INSTRUCTION. Find the lines below that contain the string "ציונים". Copy each one.

[Records from a collection of figures]
------------------------------------

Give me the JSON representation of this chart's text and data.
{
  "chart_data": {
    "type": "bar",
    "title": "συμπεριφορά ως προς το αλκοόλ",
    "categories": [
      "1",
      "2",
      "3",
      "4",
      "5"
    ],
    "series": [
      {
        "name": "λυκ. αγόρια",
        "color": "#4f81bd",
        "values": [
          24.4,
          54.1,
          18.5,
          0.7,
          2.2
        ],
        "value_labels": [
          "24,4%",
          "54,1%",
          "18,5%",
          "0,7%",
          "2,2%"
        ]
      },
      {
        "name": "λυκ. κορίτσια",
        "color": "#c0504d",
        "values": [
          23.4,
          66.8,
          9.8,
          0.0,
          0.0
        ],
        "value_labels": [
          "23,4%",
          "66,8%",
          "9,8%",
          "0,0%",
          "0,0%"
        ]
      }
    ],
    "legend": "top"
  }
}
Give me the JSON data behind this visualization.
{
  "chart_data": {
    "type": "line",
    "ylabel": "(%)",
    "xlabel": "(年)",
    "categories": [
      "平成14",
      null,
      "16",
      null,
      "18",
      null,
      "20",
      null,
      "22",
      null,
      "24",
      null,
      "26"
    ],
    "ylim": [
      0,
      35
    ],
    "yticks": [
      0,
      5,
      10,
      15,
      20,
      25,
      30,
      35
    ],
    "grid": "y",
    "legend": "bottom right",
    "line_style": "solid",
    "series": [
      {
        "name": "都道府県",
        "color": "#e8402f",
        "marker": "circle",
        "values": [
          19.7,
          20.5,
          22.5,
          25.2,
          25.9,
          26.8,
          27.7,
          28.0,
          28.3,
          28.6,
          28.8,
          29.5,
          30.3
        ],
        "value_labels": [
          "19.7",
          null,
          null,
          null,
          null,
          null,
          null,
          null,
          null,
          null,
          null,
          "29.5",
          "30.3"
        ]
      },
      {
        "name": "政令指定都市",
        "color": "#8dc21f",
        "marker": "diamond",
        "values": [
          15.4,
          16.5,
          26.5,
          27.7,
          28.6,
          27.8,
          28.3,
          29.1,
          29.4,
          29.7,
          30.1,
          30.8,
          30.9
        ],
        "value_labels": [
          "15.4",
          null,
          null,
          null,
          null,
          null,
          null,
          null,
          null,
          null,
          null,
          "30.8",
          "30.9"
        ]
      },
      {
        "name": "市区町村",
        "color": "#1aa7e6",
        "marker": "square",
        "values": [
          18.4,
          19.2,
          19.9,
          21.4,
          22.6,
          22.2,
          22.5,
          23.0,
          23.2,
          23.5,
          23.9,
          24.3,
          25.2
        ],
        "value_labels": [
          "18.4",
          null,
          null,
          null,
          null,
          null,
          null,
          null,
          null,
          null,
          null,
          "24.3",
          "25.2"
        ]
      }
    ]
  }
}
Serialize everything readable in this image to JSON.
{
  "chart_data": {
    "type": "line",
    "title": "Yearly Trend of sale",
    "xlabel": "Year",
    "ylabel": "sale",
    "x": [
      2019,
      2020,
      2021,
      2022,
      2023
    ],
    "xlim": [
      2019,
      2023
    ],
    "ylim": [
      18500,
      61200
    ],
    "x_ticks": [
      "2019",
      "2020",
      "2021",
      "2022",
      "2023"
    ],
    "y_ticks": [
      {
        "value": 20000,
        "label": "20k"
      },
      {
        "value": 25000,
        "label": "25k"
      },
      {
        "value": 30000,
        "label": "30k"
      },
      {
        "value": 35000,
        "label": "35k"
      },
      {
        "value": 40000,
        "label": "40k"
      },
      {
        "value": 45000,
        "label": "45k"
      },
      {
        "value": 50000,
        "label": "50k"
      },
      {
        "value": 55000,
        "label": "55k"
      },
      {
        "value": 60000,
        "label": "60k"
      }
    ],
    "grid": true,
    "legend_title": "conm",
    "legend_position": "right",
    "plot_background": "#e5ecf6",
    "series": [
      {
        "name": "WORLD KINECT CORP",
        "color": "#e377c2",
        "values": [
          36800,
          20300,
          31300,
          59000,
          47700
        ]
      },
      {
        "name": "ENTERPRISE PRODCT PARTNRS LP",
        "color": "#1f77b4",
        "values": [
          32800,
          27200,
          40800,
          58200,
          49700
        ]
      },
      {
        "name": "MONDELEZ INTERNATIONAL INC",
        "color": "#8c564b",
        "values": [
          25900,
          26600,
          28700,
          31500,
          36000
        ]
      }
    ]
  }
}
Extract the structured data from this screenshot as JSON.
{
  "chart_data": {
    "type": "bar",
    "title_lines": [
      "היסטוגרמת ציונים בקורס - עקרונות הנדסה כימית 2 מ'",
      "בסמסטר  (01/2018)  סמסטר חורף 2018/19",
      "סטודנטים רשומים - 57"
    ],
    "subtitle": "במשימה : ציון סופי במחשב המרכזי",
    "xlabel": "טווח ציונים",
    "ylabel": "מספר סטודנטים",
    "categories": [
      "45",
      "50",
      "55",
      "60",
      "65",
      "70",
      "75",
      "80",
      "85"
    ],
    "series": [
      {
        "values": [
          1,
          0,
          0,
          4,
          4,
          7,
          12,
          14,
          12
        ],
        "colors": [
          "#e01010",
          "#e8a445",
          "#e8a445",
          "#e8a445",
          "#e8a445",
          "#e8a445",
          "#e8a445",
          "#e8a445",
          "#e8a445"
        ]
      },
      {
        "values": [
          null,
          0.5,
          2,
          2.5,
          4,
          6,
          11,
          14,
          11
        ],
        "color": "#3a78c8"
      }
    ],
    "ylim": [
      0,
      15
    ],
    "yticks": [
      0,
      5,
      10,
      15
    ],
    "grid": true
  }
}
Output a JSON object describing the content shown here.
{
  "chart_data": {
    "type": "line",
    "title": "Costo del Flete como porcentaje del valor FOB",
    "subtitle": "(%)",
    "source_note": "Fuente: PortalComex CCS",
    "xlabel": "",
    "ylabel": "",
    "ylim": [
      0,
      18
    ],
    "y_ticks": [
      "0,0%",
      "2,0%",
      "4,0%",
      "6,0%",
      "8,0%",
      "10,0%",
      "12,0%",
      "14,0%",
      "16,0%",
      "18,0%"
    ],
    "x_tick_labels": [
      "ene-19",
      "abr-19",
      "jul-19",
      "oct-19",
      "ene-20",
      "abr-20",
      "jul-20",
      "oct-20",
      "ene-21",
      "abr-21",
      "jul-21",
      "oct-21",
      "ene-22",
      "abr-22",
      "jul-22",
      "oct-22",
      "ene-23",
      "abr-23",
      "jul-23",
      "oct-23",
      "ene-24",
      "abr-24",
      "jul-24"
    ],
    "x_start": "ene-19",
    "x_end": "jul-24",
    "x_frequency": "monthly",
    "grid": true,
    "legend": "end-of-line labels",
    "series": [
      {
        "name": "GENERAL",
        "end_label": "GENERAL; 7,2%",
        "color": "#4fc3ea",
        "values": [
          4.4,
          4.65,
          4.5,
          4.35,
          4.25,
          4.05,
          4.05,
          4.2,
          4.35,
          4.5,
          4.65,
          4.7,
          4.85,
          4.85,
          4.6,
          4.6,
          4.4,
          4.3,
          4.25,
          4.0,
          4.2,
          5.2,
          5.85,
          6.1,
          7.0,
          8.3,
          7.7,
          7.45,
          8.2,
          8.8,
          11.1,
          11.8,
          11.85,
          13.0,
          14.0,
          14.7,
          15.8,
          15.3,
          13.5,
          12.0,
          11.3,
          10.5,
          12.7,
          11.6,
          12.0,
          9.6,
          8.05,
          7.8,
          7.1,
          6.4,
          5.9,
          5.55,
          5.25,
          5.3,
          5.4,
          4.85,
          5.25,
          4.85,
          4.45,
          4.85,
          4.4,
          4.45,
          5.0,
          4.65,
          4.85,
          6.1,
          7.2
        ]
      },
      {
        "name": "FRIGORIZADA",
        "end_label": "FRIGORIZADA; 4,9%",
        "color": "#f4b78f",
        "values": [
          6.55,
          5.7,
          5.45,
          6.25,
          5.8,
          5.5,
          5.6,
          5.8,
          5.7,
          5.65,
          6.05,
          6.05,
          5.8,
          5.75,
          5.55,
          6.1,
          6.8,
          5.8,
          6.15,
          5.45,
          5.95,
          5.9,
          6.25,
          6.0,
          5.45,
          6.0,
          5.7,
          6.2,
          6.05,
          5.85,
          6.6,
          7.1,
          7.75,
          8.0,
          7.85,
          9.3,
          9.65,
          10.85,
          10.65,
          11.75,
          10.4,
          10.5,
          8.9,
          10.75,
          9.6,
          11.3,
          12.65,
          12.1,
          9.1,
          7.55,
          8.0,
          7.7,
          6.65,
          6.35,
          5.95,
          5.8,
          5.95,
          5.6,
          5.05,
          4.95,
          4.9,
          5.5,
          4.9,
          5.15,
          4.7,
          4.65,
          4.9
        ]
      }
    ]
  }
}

------------------------------------

COMPLETE OUTPUT.
      "היסטוגרמת ציונים בקורס - עקרונות הנדסה כימית 2 מ'",
    "xlabel": "טווח ציונים",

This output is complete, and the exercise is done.